• [Stated goal]:
Rewrite the items from the start through the line containing "site-logo[interactable]: DIGITAL WORLD", changing "SSN Submission Portal" to "SSN Entry Portal" wherever it occurs and leaving everything else as it is.

• [Information provided]:
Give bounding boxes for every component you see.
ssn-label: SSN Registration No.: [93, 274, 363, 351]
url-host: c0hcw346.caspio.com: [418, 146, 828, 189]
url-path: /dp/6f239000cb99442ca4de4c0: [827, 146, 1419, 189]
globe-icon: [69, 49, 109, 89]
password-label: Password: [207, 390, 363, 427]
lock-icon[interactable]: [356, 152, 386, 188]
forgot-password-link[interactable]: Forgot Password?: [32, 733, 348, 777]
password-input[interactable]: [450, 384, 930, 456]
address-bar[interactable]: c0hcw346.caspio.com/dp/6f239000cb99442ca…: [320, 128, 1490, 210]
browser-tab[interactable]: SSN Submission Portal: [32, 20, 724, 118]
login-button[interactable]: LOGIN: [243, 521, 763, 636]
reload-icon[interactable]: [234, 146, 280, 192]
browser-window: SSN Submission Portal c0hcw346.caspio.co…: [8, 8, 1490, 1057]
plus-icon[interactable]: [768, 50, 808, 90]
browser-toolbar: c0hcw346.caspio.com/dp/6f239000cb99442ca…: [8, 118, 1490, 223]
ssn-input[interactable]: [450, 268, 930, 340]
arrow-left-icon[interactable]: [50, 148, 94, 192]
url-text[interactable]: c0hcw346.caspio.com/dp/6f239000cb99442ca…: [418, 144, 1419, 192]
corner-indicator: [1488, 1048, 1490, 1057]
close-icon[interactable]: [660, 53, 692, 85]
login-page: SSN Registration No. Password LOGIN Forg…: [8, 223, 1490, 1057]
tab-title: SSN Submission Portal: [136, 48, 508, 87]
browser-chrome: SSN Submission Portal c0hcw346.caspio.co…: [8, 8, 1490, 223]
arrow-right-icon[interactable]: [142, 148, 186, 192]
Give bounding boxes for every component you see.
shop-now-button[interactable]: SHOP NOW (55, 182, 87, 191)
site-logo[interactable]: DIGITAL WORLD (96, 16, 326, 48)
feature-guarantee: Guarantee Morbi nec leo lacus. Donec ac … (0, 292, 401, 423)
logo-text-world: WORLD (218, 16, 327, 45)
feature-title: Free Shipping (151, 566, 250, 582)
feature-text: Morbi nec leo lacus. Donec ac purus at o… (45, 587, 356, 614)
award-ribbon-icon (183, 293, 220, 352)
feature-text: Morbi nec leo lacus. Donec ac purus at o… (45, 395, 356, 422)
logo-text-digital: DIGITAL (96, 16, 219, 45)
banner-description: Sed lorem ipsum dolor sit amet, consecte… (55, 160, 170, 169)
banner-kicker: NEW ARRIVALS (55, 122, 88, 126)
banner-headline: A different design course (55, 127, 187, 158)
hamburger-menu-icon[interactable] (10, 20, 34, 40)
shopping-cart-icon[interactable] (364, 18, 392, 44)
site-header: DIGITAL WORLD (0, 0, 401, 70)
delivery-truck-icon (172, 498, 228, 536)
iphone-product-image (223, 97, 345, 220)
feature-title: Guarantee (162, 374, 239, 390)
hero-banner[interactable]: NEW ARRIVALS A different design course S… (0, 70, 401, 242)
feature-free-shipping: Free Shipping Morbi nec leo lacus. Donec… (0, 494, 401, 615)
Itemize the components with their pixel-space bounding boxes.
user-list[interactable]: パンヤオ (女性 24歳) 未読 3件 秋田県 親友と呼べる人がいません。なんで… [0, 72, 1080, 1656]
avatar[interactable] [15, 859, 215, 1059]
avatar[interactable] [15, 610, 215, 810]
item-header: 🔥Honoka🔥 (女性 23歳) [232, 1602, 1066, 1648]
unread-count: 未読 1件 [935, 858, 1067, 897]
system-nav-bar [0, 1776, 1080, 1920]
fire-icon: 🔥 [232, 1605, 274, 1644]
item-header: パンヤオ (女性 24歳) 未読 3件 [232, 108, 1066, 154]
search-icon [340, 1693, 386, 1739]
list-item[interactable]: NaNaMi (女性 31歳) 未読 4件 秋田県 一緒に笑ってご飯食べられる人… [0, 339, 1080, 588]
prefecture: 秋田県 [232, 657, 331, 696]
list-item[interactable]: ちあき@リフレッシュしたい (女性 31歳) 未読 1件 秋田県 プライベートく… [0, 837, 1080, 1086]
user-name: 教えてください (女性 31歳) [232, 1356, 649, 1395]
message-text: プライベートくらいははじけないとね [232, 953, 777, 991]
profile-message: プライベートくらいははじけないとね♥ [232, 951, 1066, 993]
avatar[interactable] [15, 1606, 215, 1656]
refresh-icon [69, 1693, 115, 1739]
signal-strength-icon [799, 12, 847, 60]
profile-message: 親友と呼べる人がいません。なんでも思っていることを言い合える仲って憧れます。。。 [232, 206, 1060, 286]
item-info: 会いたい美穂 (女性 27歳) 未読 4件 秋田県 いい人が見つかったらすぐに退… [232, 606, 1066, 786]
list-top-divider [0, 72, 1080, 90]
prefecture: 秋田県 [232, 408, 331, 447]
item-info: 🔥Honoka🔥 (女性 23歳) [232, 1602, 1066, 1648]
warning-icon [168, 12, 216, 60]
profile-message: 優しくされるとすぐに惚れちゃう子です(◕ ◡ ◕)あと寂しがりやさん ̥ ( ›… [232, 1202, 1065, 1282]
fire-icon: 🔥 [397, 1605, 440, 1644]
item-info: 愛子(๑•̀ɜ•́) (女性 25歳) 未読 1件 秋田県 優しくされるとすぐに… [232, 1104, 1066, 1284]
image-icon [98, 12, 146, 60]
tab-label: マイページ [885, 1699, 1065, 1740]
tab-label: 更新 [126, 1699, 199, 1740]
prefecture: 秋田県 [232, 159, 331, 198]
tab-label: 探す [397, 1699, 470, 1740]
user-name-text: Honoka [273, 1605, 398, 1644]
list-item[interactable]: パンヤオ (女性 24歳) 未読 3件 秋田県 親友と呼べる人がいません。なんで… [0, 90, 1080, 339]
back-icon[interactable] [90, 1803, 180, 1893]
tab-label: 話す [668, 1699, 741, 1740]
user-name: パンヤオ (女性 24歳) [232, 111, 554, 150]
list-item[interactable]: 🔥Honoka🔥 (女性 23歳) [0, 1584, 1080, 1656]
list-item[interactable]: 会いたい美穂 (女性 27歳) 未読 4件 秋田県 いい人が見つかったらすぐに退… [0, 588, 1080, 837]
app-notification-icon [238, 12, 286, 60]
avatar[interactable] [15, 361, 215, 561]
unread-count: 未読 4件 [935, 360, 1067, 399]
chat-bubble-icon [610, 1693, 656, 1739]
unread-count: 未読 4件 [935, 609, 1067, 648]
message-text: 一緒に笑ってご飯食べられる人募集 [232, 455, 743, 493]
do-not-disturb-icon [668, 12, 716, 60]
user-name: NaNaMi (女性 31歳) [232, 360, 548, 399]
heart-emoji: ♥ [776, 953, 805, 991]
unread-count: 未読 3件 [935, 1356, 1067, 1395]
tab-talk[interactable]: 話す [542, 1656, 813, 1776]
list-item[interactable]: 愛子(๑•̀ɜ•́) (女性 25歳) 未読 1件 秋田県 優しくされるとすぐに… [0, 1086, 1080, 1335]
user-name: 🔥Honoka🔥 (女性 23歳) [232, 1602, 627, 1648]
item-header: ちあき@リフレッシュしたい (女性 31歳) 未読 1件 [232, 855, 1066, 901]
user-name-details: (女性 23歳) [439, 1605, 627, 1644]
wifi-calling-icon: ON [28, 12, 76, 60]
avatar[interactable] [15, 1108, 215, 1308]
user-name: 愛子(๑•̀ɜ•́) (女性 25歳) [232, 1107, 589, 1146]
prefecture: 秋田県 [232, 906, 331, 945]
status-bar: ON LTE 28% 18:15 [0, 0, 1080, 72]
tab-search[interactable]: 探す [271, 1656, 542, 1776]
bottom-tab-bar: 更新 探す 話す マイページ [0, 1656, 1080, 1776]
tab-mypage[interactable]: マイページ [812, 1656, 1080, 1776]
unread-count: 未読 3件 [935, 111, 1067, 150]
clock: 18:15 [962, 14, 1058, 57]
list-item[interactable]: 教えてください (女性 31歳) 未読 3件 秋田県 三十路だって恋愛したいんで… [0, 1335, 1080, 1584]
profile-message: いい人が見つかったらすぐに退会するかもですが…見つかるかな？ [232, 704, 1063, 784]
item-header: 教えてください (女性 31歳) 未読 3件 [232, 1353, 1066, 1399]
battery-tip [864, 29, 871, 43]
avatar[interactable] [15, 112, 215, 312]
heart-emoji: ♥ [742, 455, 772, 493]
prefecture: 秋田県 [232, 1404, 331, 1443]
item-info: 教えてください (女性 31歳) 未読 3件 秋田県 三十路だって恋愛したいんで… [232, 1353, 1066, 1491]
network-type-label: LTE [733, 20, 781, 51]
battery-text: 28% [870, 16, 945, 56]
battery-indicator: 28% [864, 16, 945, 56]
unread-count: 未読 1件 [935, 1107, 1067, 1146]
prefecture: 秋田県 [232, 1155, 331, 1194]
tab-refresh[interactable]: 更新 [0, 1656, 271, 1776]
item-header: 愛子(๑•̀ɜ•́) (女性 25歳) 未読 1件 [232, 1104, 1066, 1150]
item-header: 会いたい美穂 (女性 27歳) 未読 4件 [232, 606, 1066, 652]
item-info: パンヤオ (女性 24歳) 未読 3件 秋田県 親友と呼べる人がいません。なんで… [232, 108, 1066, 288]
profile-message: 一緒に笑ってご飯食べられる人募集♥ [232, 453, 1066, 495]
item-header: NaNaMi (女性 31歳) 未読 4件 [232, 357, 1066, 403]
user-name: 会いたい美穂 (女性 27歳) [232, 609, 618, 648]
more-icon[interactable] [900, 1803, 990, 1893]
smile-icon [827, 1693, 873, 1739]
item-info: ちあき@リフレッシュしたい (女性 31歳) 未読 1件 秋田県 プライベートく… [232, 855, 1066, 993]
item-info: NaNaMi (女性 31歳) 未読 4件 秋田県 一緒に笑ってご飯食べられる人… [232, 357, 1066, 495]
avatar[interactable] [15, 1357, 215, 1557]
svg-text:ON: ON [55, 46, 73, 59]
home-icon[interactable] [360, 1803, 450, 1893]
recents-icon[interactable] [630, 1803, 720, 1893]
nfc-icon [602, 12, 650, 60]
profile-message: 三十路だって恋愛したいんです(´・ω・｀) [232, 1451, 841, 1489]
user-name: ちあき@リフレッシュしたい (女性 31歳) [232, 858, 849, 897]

• [Written answer]:
Give bounding boxes for every component you see.
ssn-label: SSN Registration No.: [93, 274, 363, 351]
url-host: c0hcw346.caspio.com: [418, 146, 828, 189]
url-path: /dp/6f239000cb99442ca4de4c0: [827, 146, 1419, 189]
globe-icon: [69, 49, 109, 89]
password-label: Password: [207, 390, 363, 427]
lock-icon[interactable]: [356, 152, 386, 188]
forgot-password-link[interactable]: Forgot Password?: [32, 733, 348, 777]
password-input[interactable]: [450, 384, 930, 456]
address-bar[interactable]: c0hcw346.caspio.com/dp/6f239000cb99442ca…: [320, 128, 1490, 210]
browser-tab[interactable]: SSN Entry Portal: [32, 20, 724, 118]
login-button[interactable]: LOGIN: [243, 521, 763, 636]
reload-icon[interactable]: [234, 146, 280, 192]
browser-window: SSN Entry Portal c0hcw346.caspio.co…: [8, 8, 1490, 1057]
plus-icon[interactable]: [768, 50, 808, 90]
browser-toolbar: c0hcw346.caspio.com/dp/6f239000cb99442ca…: [8, 118, 1490, 223]
ssn-input[interactable]: [450, 268, 930, 340]
arrow-left-icon[interactable]: [50, 148, 94, 192]
url-text[interactable]: c0hcw346.caspio.com/dp/6f239000cb99442ca…: [418, 144, 1419, 192]
corner-indicator: [1488, 1048, 1490, 1057]
close-icon[interactable]: [660, 53, 692, 85]
login-page: SSN Registration No. Password LOGIN Forg…: [8, 223, 1490, 1057]
tab-title: SSN Entry Portal: [136, 48, 508, 87]
browser-chrome: SSN Entry Portal c0hcw346.caspio.co…: [8, 8, 1490, 223]
arrow-right-icon[interactable]: [142, 148, 186, 192]
Give bounding boxes for every component you see.
shop-now-button[interactable]: SHOP NOW (55, 182, 87, 191)
site-logo[interactable]: DIGITAL WORLD (96, 16, 326, 48)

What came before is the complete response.